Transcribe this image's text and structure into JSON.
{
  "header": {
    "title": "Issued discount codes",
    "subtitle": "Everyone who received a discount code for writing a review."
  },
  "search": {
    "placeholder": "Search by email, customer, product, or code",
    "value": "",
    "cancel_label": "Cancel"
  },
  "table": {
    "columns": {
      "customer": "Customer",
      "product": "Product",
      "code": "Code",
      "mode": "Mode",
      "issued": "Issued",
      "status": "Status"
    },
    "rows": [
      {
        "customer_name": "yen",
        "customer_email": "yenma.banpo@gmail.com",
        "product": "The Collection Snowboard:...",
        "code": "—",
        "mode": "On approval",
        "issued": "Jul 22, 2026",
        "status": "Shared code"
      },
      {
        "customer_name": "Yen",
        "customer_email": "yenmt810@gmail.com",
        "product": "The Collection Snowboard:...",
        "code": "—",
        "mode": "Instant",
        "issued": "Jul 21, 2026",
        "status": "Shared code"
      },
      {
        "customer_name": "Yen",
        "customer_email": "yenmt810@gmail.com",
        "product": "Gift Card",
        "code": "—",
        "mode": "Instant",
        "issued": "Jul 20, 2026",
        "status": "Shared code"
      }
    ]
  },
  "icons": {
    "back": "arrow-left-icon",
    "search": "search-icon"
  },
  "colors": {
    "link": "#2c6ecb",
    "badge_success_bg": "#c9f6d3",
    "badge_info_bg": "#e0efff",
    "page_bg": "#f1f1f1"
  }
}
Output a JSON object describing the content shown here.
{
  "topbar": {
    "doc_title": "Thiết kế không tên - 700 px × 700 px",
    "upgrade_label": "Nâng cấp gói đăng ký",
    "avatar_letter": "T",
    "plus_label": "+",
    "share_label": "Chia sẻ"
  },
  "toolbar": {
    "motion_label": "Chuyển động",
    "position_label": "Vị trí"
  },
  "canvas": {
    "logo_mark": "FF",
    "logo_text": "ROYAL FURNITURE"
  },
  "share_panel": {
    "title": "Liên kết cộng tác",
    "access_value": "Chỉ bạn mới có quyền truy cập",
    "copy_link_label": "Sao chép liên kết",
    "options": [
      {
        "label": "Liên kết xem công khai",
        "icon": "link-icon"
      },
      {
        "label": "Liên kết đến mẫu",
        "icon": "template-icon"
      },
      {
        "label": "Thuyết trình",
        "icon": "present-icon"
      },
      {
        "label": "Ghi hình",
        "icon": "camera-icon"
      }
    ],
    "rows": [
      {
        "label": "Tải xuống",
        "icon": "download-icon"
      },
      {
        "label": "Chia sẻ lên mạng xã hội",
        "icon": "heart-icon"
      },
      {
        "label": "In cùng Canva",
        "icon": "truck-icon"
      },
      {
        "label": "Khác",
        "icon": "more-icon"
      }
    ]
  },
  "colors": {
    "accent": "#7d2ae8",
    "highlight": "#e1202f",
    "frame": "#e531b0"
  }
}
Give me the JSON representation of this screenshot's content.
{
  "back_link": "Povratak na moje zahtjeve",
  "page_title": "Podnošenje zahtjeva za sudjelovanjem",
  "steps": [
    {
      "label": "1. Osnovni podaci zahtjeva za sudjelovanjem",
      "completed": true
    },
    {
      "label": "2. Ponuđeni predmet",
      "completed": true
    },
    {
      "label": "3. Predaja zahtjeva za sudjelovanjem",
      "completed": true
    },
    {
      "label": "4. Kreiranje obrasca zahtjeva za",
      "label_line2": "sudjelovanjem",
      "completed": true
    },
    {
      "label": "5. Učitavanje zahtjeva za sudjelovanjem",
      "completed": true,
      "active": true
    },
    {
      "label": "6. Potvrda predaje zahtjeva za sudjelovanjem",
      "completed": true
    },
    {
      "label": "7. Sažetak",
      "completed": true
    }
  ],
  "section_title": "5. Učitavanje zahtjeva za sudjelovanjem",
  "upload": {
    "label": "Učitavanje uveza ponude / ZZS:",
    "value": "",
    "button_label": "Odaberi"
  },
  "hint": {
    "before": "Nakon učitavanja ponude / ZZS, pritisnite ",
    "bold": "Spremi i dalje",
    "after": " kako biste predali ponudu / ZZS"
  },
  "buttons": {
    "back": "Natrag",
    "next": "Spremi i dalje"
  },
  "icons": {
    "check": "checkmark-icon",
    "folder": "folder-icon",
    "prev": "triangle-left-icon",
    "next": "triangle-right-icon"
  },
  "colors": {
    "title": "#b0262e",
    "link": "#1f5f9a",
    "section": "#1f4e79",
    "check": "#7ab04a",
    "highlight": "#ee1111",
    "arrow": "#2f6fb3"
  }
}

==============================

What to produce = Go through the records above, find every line with the word "Učitavanje", and list those lines.

Solution for this problem =
      "label": "5. Učitavanje zahtjeva za sudjelovanjem",
  "section_title": "5. Učitavanje zahtjeva za sudjelovanjem",
    "label": "Učitavanje uveza ponude / ZZS:",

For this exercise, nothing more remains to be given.